GIVEN INSTRUCTION |
What follows is a set of records; restate each one word for word and drop the pictures.

#### DATA SECTION

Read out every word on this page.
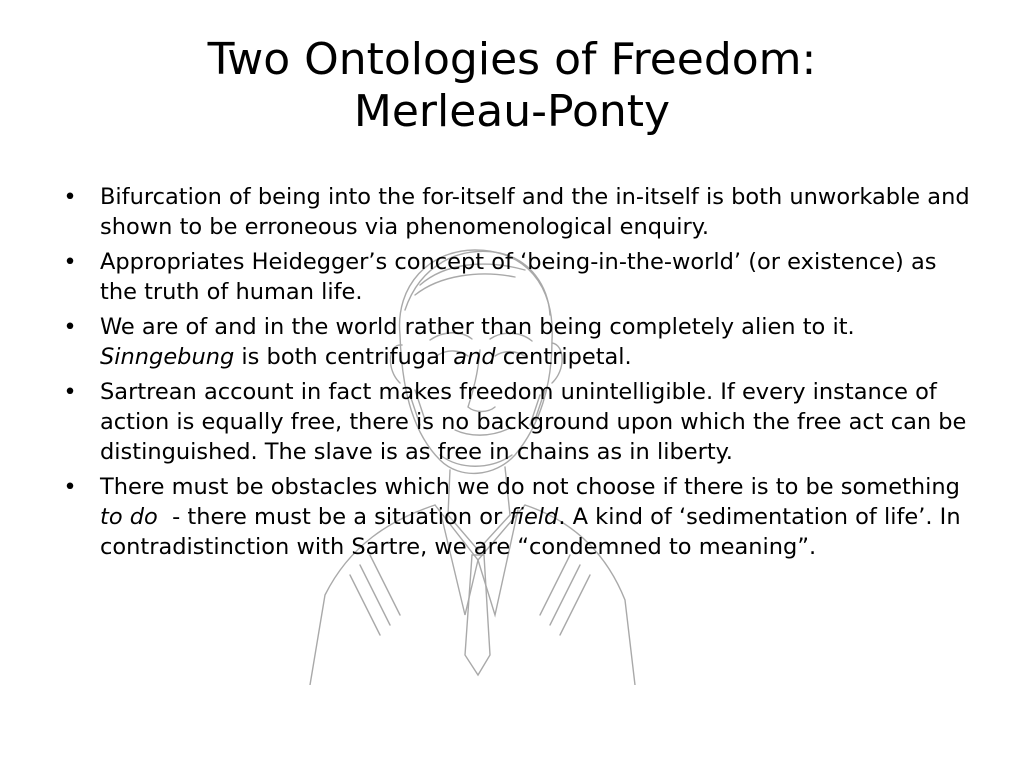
Two Ontologies of Freedom:
Merleau-Ponty
• Bifurcation of being into the for-itself and the in-itself is both unworkable and shown to be erroneous via phenomenological enquiry.
• Appropriates Heidegger’s concept of ‘being-in-the-world’ (or existence) as the truth of human life.
• We are of and in the world rather than being completely alien to it. Sinngebung is both centrifugal and centripetal.
• Sartrean account in fact makes freedom unintelligible. If every instance of action is equally free, there is no background upon which the free act can be distinguished. The slave is as free in chains as in liberty.
• There must be obstacles which we do not choose if there is to be something to do  - there must be a situation or field. A kind of ‘sedimentation of life’. In contradistinction with Sartre, we are “condemned to meaning”.
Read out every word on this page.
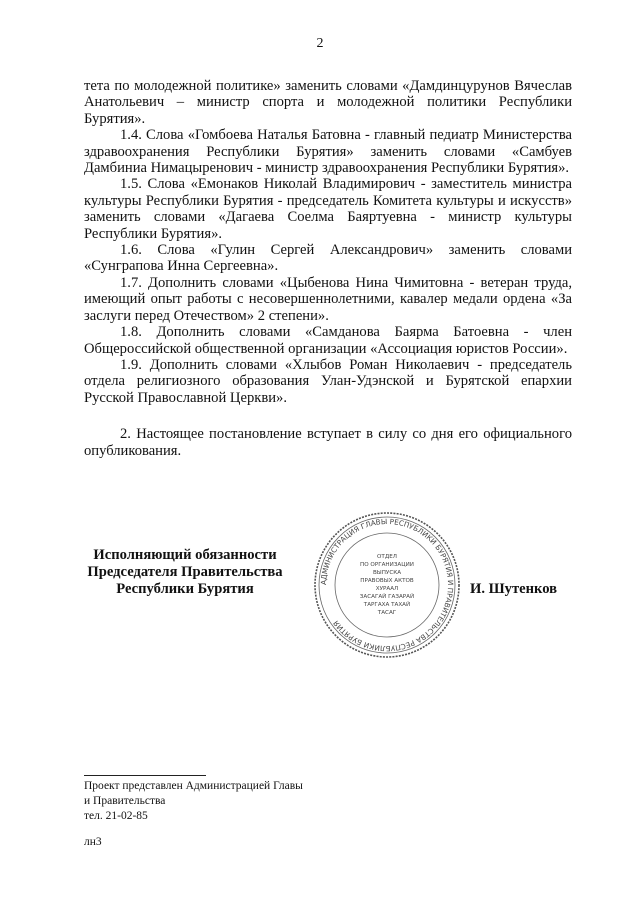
2

тета по молодежной политике» заменить словами «Дамдинцурунов Вячеслав Анатольевич – министр спорта и молодежной политики Республики Бурятия».

1.4. Слова «Гомбоева Наталья Батовна - главный педиатр Министерства здравоохранения Республики Бурятия» заменить словами «Самбуев Дамбиниа Нимацыренович - министр здравоохранения Республики Бурятия».

1.5. Слова «Емонаков Николай Владимирович - заместитель министра культуры Республики Бурятия - председатель Комитета культуры и искусств» заменить словами «Дагаева Соелма Баяртуевна - министр культуры Республики Бурятия».

1.6. Слова «Гулин Сергей Александрович» заменить словами «Сунграпова Инна Сергеевна».

1.7. Дополнить словами «Цыбенова Нина Чимитовна - ветеран труда, имеющий опыт работы с несовершеннолетними, кавалер медали ордена «За заслуги перед Отечеством» 2 степени».

1.8. Дополнить словами «Самданова Баярма Батоевна - член Общероссийской общественной организации «Ассоциация юристов России».

1.9. Дополнить словами «Хлыбов Роман Николаевич - председатель отдела религиозного образования Улан-Удэнской и Бурятской епархии Русской Православной Церкви».

2. Настоящее постановление вступает в силу со дня его официального опубликования.

Исполняющий обязанности
Председателя Правительства
Республики Бурятия	АДМИНИСТРАЦИЯ ГЛАВЫ РЕСПУБЛИКИ БУРЯТИЯ И ПРАВИТЕЛЬСТВА РЕСПУБЛИКИ БУРЯТИЯ
ОТДЕЛ
ПО ОРГАНИЗАЦИИ
ВЫПУСКА
ПРАВОВЫХ АКТОВ
ХУРААЛ
ЗАСАГАЙ ГАЗАРАЙ
ТАРГАХА ТАХАЙ
ТАСАГ
И. Шутенков
Проект представлен Администрацией Главы
и Правительства
тел. 21-02-85
лн3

########

EXERCISE ANSWER |
Read out every word on this page.
Two Ontologies of Freedom:
Merleau-Ponty
• Bifurcation of being into the for-itself and the in-itself is both unworkable and shown to be erroneous via phenomenological enquiry.
• Appropriates Heidegger’s concept of ‘being-in-the-world’ (or existence) as the truth of human life.
• We are of and in the world rather than being completely alien to it. Sinngebung is both centrifugal and centripetal.
• Sartrean account in fact makes freedom unintelligible. If every instance of action is equally free, there is no background upon which the free act can be distinguished. The slave is as free in chains as in liberty.
• There must be obstacles which we do not choose if there is to be something to do  - there must be a situation or field. A kind of ‘sedimentation of life’. In contradistinction with Sartre, we are “condemned to meaning”.
Read out every word on this page.
2

тета по молодежной политике» заменить словами «Дамдинцурунов Вячеслав Анатольевич – министр спорта и молодежной политики Республики Бурятия».

1.4. Слова «Гомбоева Наталья Батовна - главный педиатр Министерства здравоохранения Республики Бурятия» заменить словами «Самбуев Дамбиниа Нимацыренович - министр здравоохранения Республики Бурятия».

1.5. Слова «Емонаков Николай Владимирович - заместитель министра культуры Республики Бурятия - председатель Комитета культуры и искусств» заменить словами «Дагаева Соелма Баяртуевна - министр культуры Республики Бурятия».

1.6. Слова «Гулин Сергей Александрович» заменить словами «Сунграпова Инна Сергеевна».

1.7. Дополнить словами «Цыбенова Нина Чимитовна - ветеран труда, имеющий опыт работы с несовершеннолетними, кавалер медали ордена «За заслуги перед Отечеством» 2 степени».

1.8. Дополнить словами «Самданова Баярма Батоевна - член Общероссийской общественной организации «Ассоциация юристов России».

1.9. Дополнить словами «Хлыбов Роман Николаевич - председатель отдела религиозного образования Улан-Удэнской и Бурятской епархии Русской Православной Церкви».

2. Настоящее постановление вступает в силу со дня его официального опубликования.

Исполняющий обязанности
Председателя Правительства
Республики Бурятия	АДМИНИСТРАЦИЯ ГЛАВЫ РЕСПУБЛИКИ БУРЯТИЯ И ПРАВИТЕЛЬСТВА РЕСПУБЛИКИ БУРЯТИЯ
ОТДЕЛ
ПО ОРГАНИЗАЦИИ
ВЫПУСКА
ПРАВОВЫХ АКТОВ
ХУРААЛ
ЗАСАГАЙ ГАЗАРАЙ
ТАРГАХА ТАХАЙ
ТАСАГ
И. Шутенков
Проект представлен Администрацией Главы
и Правительства
тел. 21-02-85
лн3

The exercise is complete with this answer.